** Begin **

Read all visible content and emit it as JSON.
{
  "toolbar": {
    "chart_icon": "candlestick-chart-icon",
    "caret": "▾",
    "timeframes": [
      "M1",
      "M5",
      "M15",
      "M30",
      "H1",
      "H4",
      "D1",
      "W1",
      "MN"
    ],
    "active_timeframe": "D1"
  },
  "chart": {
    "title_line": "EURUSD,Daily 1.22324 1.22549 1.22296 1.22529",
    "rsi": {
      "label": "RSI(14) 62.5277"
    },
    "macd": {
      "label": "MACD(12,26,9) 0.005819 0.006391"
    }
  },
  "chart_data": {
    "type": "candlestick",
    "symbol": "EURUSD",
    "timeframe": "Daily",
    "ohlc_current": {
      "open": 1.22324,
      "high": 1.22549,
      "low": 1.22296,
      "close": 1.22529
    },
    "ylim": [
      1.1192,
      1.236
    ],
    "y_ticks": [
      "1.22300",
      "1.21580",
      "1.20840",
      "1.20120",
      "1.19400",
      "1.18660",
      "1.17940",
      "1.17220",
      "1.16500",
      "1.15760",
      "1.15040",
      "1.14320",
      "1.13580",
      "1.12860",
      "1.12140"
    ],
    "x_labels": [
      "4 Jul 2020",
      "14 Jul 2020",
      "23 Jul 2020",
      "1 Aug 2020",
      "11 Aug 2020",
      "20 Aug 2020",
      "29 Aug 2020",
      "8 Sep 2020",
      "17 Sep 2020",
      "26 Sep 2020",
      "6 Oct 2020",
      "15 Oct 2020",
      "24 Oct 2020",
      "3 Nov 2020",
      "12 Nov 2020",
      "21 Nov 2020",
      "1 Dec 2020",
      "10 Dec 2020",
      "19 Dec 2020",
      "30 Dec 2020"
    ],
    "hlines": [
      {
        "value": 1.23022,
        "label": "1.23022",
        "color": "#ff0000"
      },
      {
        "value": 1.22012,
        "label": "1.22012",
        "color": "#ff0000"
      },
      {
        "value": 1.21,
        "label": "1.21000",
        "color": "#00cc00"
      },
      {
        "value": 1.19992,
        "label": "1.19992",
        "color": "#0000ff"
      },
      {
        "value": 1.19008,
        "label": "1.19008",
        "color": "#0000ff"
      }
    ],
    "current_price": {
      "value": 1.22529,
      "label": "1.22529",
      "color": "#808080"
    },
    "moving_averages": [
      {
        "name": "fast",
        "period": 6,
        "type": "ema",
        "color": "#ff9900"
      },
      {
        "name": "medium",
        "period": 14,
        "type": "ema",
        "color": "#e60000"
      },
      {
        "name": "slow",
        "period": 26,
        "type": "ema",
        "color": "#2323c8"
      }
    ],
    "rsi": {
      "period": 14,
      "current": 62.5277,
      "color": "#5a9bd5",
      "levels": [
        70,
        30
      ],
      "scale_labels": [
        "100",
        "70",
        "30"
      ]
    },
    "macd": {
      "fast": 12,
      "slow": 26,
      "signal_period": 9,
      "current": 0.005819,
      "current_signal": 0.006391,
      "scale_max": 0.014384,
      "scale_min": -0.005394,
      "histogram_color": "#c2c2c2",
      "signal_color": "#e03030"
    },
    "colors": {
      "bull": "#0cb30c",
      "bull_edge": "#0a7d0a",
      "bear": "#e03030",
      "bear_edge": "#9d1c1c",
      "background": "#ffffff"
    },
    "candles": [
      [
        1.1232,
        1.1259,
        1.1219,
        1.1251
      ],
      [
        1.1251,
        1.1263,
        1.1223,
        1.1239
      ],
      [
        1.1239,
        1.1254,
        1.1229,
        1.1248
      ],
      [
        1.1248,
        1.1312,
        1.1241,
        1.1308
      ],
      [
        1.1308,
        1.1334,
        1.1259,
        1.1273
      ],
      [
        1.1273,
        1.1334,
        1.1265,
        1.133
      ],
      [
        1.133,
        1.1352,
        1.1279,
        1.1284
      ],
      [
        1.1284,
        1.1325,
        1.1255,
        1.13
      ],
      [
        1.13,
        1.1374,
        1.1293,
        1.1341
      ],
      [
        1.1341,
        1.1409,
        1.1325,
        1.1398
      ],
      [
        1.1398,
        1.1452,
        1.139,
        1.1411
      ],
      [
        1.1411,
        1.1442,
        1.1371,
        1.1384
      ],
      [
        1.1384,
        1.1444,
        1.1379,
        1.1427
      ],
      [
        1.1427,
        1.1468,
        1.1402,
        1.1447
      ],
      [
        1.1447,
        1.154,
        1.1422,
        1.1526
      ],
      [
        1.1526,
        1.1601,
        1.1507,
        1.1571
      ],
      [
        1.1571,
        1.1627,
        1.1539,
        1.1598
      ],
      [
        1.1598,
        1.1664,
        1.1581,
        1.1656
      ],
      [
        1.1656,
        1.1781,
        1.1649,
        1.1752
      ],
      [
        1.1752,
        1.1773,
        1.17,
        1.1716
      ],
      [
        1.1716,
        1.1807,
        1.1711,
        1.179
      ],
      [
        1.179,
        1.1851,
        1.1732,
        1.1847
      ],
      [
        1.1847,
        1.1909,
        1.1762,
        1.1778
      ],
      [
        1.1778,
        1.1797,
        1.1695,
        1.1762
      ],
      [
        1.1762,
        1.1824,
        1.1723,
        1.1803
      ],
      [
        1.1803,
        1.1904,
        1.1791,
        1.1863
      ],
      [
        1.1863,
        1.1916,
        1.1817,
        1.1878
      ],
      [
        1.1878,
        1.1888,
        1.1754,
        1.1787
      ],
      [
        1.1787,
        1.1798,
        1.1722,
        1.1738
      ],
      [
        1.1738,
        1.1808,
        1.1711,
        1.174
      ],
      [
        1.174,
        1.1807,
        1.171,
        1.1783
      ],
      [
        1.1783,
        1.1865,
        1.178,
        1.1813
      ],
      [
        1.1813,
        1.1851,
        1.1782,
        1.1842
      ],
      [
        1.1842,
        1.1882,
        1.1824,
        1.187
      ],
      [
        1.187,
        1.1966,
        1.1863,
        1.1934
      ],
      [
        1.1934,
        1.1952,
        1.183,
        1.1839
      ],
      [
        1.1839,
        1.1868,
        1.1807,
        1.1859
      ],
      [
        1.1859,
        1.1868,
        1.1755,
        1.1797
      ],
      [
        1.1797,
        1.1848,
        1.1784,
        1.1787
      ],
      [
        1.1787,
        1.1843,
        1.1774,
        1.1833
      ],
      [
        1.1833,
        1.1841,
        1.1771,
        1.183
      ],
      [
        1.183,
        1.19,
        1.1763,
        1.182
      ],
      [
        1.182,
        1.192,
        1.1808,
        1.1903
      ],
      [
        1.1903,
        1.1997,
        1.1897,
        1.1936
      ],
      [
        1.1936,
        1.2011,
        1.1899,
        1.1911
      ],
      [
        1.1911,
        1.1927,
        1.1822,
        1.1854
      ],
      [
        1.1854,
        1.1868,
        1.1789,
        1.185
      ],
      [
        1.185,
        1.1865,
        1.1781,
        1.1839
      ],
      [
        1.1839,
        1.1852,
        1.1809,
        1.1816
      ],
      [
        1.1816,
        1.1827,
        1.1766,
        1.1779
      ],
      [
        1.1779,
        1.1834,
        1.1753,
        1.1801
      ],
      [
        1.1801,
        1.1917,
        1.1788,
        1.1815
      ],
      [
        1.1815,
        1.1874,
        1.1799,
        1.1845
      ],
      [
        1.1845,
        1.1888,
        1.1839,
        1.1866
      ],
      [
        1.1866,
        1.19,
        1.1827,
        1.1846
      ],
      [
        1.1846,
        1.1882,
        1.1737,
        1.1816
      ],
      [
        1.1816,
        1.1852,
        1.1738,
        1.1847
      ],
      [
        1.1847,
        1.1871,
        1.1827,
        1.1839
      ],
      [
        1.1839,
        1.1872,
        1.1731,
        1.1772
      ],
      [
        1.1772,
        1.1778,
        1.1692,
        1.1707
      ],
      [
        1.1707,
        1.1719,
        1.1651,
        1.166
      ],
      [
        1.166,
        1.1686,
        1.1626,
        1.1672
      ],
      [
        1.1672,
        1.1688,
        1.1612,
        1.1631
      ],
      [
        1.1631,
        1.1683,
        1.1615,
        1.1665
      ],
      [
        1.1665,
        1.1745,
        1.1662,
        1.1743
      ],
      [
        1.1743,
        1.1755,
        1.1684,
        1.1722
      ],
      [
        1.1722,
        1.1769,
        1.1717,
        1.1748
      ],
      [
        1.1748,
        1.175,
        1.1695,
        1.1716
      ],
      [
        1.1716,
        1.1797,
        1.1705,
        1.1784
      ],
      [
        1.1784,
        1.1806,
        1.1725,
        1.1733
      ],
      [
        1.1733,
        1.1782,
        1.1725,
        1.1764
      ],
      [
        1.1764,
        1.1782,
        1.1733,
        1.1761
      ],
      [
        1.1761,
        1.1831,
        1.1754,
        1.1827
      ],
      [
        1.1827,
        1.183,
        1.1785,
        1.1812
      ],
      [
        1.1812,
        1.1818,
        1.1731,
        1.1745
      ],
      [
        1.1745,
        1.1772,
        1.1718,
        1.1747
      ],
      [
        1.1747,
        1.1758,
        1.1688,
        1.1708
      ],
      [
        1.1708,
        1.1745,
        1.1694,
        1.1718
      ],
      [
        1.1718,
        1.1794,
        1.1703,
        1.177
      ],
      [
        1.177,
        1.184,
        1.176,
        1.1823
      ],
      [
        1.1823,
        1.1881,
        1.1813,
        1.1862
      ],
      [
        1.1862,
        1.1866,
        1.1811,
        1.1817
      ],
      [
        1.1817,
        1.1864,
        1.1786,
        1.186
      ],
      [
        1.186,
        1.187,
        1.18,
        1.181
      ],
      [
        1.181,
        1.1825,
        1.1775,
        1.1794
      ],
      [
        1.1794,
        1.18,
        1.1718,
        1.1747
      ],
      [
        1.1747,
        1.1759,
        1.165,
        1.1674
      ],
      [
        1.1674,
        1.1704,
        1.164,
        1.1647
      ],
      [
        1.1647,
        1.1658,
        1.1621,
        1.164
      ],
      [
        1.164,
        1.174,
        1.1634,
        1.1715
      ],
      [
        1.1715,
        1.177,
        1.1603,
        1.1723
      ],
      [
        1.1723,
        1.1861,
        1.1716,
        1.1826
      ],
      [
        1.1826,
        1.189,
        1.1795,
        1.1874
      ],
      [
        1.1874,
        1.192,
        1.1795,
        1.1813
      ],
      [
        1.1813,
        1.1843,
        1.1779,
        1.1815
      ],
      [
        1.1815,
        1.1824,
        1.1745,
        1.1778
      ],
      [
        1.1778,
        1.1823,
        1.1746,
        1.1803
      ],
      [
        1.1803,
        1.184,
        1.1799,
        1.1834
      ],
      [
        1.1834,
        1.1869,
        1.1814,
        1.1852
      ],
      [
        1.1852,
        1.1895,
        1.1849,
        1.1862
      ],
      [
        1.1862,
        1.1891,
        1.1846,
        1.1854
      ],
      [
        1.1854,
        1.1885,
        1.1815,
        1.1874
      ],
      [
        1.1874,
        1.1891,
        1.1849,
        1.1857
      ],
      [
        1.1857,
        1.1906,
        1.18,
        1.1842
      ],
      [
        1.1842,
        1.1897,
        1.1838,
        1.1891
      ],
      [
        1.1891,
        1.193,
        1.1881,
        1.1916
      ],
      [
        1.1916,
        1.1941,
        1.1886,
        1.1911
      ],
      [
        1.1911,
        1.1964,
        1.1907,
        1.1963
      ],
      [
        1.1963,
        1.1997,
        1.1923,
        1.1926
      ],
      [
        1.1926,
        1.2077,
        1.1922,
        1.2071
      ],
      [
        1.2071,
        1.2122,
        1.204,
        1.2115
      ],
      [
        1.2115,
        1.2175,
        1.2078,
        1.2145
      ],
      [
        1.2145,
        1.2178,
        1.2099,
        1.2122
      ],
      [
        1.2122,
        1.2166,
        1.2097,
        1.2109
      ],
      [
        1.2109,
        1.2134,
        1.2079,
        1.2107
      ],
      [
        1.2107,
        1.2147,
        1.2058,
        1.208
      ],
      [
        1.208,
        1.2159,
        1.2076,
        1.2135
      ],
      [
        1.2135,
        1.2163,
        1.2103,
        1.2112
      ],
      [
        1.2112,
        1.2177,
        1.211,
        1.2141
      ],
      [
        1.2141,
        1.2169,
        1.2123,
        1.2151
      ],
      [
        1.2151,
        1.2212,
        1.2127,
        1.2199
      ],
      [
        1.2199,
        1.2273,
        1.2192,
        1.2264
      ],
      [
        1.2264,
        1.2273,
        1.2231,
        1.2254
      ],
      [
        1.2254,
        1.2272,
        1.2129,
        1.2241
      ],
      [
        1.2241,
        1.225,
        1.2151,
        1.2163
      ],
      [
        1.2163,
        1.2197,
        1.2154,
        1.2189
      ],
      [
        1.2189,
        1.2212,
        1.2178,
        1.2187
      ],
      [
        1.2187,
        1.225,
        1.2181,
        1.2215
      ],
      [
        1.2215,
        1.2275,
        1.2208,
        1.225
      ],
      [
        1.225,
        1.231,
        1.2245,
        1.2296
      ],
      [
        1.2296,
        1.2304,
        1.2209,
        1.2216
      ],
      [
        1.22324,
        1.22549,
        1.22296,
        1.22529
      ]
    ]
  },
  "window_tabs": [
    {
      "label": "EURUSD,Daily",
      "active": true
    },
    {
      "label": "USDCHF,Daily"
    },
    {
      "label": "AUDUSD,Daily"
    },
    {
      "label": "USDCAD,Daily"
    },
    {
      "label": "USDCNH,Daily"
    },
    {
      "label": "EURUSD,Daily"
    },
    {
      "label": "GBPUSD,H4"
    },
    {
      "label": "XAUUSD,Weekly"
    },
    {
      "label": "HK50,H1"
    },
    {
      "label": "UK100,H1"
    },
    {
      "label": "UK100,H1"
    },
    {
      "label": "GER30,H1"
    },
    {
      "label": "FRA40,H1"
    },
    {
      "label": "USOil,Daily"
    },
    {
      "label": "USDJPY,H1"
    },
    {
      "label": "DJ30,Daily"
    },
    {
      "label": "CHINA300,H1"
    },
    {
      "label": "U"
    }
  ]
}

** End **

What this task involves
Pick out each line above that includes "Daily" and show it.

Task output
    "title_line": "EURUSD,Daily 1.22324 1.22549 1.22296 1.22529",
    "timeframe": "Daily",
      "label": "EURUSD,Daily",
      "label": "USDCHF,Daily"
      "label": "AUDUSD,Daily"
      "label": "USDCAD,Daily"
      "label": "USDCNH,Daily"
      "label": "EURUSD,Daily"
      "label": "USOil,Daily"
      "label": "DJ30,Daily"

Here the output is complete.